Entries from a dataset
========

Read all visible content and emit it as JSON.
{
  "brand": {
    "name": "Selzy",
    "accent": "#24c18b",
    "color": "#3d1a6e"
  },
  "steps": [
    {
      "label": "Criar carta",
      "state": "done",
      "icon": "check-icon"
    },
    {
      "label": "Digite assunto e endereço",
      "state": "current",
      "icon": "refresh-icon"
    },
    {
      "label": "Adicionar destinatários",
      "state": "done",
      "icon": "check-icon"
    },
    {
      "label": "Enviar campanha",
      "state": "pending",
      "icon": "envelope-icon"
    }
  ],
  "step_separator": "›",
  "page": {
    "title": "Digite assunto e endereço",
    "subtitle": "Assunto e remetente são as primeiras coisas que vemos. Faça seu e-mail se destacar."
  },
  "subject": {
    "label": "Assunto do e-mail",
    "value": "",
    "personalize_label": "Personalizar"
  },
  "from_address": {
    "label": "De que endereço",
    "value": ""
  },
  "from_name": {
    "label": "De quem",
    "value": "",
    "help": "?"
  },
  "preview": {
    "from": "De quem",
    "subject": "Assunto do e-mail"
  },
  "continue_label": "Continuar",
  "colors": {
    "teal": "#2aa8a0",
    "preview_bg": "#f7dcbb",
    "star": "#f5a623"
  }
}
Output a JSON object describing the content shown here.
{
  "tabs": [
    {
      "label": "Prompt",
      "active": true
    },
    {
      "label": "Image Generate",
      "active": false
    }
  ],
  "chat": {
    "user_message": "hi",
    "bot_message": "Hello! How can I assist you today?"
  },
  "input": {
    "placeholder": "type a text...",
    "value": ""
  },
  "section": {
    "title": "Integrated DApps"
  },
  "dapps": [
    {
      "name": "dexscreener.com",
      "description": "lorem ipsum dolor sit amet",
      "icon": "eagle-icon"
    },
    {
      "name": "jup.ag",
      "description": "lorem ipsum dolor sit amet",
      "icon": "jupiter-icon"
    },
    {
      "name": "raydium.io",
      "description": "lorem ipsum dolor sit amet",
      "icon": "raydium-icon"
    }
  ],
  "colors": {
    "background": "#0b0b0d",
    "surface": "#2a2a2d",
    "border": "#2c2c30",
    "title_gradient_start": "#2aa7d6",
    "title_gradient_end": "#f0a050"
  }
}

========

Type out the material again exactly as presented.

Read all visible content and emit it as JSON.
{
  "brand": {
    "name": "Selzy",
    "accent": "#24c18b",
    "color": "#3d1a6e"
  },
  "steps": [
    {
      "label": "Criar carta",
      "state": "done",
      "icon": "check-icon"
    },
    {
      "label": "Digite assunto e endereço",
      "state": "current",
      "icon": "refresh-icon"
    },
    {
      "label": "Adicionar destinatários",
      "state": "done",
      "icon": "check-icon"
    },
    {
      "label": "Enviar campanha",
      "state": "pending",
      "icon": "envelope-icon"
    }
  ],
  "step_separator": "›",
  "page": {
    "title": "Digite assunto e endereço",
    "subtitle": "Assunto e remetente são as primeiras coisas que vemos. Faça seu e-mail se destacar."
  },
  "subject": {
    "label": "Assunto do e-mail",
    "value": "",
    "personalize_label": "Personalizar"
  },
  "from_address": {
    "label": "De que endereço",
    "value": ""
  },
  "from_name": {
    "label": "De quem",
    "value": "",
    "help": "?"
  },
  "preview": {
    "from": "De quem",
    "subject": "Assunto do e-mail"
  },
  "continue_label": "Continuar",
  "colors": {
    "teal": "#2aa8a0",
    "preview_bg": "#f7dcbb",
    "star": "#f5a623"
  }
}
Output a JSON object describing the content shown here.
{
  "tabs": [
    {
      "label": "Prompt",
      "active": true
    },
    {
      "label": "Image Generate",
      "active": false
    }
  ],
  "chat": {
    "user_message": "hi",
    "bot_message": "Hello! How can I assist you today?"
  },
  "input": {
    "placeholder": "type a text...",
    "value": ""
  },
  "section": {
    "title": "Integrated DApps"
  },
  "dapps": [
    {
      "name": "dexscreener.com",
      "description": "lorem ipsum dolor sit amet",
      "icon": "eagle-icon"
    },
    {
      "name": "jup.ag",
      "description": "lorem ipsum dolor sit amet",
      "icon": "jupiter-icon"
    },
    {
      "name": "raydium.io",
      "description": "lorem ipsum dolor sit amet",
      "icon": "raydium-icon"
    }
  ],
  "colors": {
    "background": "#0b0b0d",
    "surface": "#2a2a2d",
    "border": "#2c2c30",
    "title_gradient_start": "#2aa7d6",
    "title_gradient_end": "#f0a050"
  }
}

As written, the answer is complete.